**WHAT IS EXPECTED**
Reproduce all of the lines below, replacing each occurrence of "cell-remark" with "cell-note" and leaving everything else unchanged.

**Element region listings**

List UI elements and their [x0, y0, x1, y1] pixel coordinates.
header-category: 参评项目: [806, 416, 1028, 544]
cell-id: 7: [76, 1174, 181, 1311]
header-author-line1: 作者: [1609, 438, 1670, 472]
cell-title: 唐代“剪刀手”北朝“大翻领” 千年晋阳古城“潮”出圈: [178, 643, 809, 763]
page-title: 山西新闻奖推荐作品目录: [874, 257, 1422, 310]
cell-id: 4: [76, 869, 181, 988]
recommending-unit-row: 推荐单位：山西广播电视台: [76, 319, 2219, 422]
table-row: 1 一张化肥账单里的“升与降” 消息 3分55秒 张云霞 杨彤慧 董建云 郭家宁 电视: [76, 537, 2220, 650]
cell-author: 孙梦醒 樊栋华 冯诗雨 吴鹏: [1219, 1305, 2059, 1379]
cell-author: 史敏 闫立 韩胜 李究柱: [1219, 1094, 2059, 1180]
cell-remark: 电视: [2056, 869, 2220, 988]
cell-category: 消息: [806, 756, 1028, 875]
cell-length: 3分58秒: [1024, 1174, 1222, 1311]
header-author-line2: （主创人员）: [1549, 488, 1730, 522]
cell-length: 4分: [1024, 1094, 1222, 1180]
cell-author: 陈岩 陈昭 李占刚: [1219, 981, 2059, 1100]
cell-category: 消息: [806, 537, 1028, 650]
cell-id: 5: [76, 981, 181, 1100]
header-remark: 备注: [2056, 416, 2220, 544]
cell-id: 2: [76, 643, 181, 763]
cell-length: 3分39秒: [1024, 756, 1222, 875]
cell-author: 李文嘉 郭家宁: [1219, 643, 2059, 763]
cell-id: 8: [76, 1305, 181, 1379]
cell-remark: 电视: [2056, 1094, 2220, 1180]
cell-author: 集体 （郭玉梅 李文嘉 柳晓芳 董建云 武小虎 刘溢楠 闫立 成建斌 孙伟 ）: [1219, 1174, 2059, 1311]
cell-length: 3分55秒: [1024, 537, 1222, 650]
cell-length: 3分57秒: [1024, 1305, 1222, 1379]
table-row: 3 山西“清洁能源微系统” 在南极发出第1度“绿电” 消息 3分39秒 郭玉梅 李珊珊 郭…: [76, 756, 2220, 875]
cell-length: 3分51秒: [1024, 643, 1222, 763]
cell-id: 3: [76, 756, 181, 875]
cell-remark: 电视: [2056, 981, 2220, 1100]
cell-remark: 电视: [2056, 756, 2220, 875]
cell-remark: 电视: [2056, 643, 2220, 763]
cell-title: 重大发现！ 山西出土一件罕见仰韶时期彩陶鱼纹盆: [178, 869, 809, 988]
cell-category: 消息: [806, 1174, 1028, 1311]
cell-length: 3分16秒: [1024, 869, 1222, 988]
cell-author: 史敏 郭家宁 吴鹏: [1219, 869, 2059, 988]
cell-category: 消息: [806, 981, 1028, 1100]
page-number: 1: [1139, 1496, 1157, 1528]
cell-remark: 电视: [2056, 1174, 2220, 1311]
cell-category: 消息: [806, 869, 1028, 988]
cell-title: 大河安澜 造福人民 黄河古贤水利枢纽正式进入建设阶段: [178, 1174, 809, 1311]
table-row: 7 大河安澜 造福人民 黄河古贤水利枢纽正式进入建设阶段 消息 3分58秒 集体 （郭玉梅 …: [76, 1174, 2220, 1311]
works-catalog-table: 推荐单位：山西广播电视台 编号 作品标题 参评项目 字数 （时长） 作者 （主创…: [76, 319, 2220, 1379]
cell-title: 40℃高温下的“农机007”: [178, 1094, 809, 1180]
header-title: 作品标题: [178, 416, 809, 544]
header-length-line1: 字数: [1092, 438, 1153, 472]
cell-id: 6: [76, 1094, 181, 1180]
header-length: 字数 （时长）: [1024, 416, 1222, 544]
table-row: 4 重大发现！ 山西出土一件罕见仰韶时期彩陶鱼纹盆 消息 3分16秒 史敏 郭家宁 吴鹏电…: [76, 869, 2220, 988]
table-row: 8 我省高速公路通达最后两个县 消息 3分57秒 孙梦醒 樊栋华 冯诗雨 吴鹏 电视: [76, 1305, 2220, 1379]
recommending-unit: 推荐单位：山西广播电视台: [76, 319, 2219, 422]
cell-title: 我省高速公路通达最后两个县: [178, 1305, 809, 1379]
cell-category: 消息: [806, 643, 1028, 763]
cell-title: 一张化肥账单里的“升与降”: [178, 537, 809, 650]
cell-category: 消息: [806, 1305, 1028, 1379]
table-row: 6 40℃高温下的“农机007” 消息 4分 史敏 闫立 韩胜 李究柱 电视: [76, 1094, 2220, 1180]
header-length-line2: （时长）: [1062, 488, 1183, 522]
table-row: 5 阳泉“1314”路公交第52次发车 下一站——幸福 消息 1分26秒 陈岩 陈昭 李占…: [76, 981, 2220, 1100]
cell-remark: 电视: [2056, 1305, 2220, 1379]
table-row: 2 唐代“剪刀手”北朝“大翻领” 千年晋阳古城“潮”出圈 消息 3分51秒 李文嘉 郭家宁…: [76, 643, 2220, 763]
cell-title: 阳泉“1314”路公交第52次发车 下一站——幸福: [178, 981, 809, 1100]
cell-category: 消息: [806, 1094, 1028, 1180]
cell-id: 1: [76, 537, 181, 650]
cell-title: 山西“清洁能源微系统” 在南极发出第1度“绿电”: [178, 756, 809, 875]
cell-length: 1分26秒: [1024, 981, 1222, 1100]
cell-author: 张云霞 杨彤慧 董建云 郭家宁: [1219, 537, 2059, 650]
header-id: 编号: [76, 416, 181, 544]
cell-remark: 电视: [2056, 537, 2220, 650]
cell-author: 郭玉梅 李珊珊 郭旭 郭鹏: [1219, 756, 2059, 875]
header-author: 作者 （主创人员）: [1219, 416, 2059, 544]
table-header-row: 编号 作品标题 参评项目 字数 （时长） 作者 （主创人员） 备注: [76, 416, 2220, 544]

**ANSWER FOR THIS EXERCISE**
List UI elements and their [x0, y0, x1, y1] pixel coordinates.
header-category: 参评项目: [806, 416, 1028, 544]
cell-id: 7: [76, 1174, 181, 1311]
header-author-line1: 作者: [1609, 438, 1670, 472]
cell-title: 唐代“剪刀手”北朝“大翻领” 千年晋阳古城“潮”出圈: [178, 643, 809, 763]
page-title: 山西新闻奖推荐作品目录: [874, 257, 1422, 310]
cell-id: 4: [76, 869, 181, 988]
recommending-unit-row: 推荐单位：山西广播电视台: [76, 319, 2219, 422]
table-row: 1 一张化肥账单里的“升与降” 消息 3分55秒 张云霞 杨彤慧 董建云 郭家宁 电视: [76, 537, 2220, 650]
cell-author: 孙梦醒 樊栋华 冯诗雨 吴鹏: [1219, 1305, 2059, 1379]
cell-author: 史敏 闫立 韩胜 李究柱: [1219, 1094, 2059, 1180]
cell-note: 电视: [2056, 869, 2220, 988]
cell-category: 消息: [806, 756, 1028, 875]
cell-length: 3分58秒: [1024, 1174, 1222, 1311]
header-author-line2: （主创人员）: [1549, 488, 1730, 522]
cell-length: 4分: [1024, 1094, 1222, 1180]
cell-author: 陈岩 陈昭 李占刚: [1219, 981, 2059, 1100]
cell-category: 消息: [806, 537, 1028, 650]
cell-id: 5: [76, 981, 181, 1100]
header-remark: 备注: [2056, 416, 2220, 544]
cell-id: 2: [76, 643, 181, 763]
cell-length: 3分39秒: [1024, 756, 1222, 875]
cell-author: 李文嘉 郭家宁: [1219, 643, 2059, 763]
cell-id: 8: [76, 1305, 181, 1379]
cell-note: 电视: [2056, 1094, 2220, 1180]
cell-author: 集体 （郭玉梅 李文嘉 柳晓芳 董建云 武小虎 刘溢楠 闫立 成建斌 孙伟 ）: [1219, 1174, 2059, 1311]
cell-length: 3分55秒: [1024, 537, 1222, 650]
cell-length: 3分57秒: [1024, 1305, 1222, 1379]
table-row: 3 山西“清洁能源微系统” 在南极发出第1度“绿电” 消息 3分39秒 郭玉梅 李珊珊 郭…: [76, 756, 2220, 875]
cell-length: 3分51秒: [1024, 643, 1222, 763]
cell-id: 3: [76, 756, 181, 875]
cell-note: 电视: [2056, 981, 2220, 1100]
cell-note: 电视: [2056, 756, 2220, 875]
cell-note: 电视: [2056, 643, 2220, 763]
cell-title: 重大发现！ 山西出土一件罕见仰韶时期彩陶鱼纹盆: [178, 869, 809, 988]
cell-category: 消息: [806, 1174, 1028, 1311]
cell-length: 3分16秒: [1024, 869, 1222, 988]
cell-author: 史敏 郭家宁 吴鹏: [1219, 869, 2059, 988]
cell-category: 消息: [806, 981, 1028, 1100]
page-number: 1: [1139, 1496, 1157, 1528]
cell-note: 电视: [2056, 1174, 2220, 1311]
cell-category: 消息: [806, 869, 1028, 988]
cell-title: 大河安澜 造福人民 黄河古贤水利枢纽正式进入建设阶段: [178, 1174, 809, 1311]
table-row: 7 大河安澜 造福人民 黄河古贤水利枢纽正式进入建设阶段 消息 3分58秒 集体 （郭玉梅 …: [76, 1174, 2220, 1311]
works-catalog-table: 推荐单位：山西广播电视台 编号 作品标题 参评项目 字数 （时长） 作者 （主创…: [76, 319, 2220, 1379]
cell-title: 40℃高温下的“农机007”: [178, 1094, 809, 1180]
header-title: 作品标题: [178, 416, 809, 544]
header-length-line1: 字数: [1092, 438, 1153, 472]
cell-id: 6: [76, 1094, 181, 1180]
header-length: 字数 （时长）: [1024, 416, 1222, 544]
table-row: 4 重大发现！ 山西出土一件罕见仰韶时期彩陶鱼纹盆 消息 3分16秒 史敏 郭家宁 吴鹏电…: [76, 869, 2220, 988]
table-row: 8 我省高速公路通达最后两个县 消息 3分57秒 孙梦醒 樊栋华 冯诗雨 吴鹏 电视: [76, 1305, 2220, 1379]
recommending-unit: 推荐单位：山西广播电视台: [76, 319, 2219, 422]
cell-title: 我省高速公路通达最后两个县: [178, 1305, 809, 1379]
cell-category: 消息: [806, 643, 1028, 763]
cell-title: 一张化肥账单里的“升与降”: [178, 537, 809, 650]
cell-category: 消息: [806, 1305, 1028, 1379]
table-row: 6 40℃高温下的“农机007” 消息 4分 史敏 闫立 韩胜 李究柱 电视: [76, 1094, 2220, 1180]
header-length-line2: （时长）: [1062, 488, 1183, 522]
table-row: 5 阳泉“1314”路公交第52次发车 下一站——幸福 消息 1分26秒 陈岩 陈昭 李占…: [76, 981, 2220, 1100]
cell-note: 电视: [2056, 1305, 2220, 1379]
table-row: 2 唐代“剪刀手”北朝“大翻领” 千年晋阳古城“潮”出圈 消息 3分51秒 李文嘉 郭家宁…: [76, 643, 2220, 763]
cell-title: 阳泉“1314”路公交第52次发车 下一站——幸福: [178, 981, 809, 1100]
cell-category: 消息: [806, 1094, 1028, 1180]
cell-id: 1: [76, 537, 181, 650]
cell-title: 山西“清洁能源微系统” 在南极发出第1度“绿电”: [178, 756, 809, 875]
cell-length: 1分26秒: [1024, 981, 1222, 1100]
cell-author: 张云霞 杨彤慧 董建云 郭家宁: [1219, 537, 2059, 650]
header-id: 编号: [76, 416, 181, 544]
cell-note: 电视: [2056, 537, 2220, 650]
cell-author: 郭玉梅 李珊珊 郭旭 郭鹏: [1219, 756, 2059, 875]
header-author: 作者 （主创人员）: [1219, 416, 2059, 544]
table-header-row: 编号 作品标题 参评项目 字数 （时长） 作者 （主创人员） 备注: [76, 416, 2220, 544]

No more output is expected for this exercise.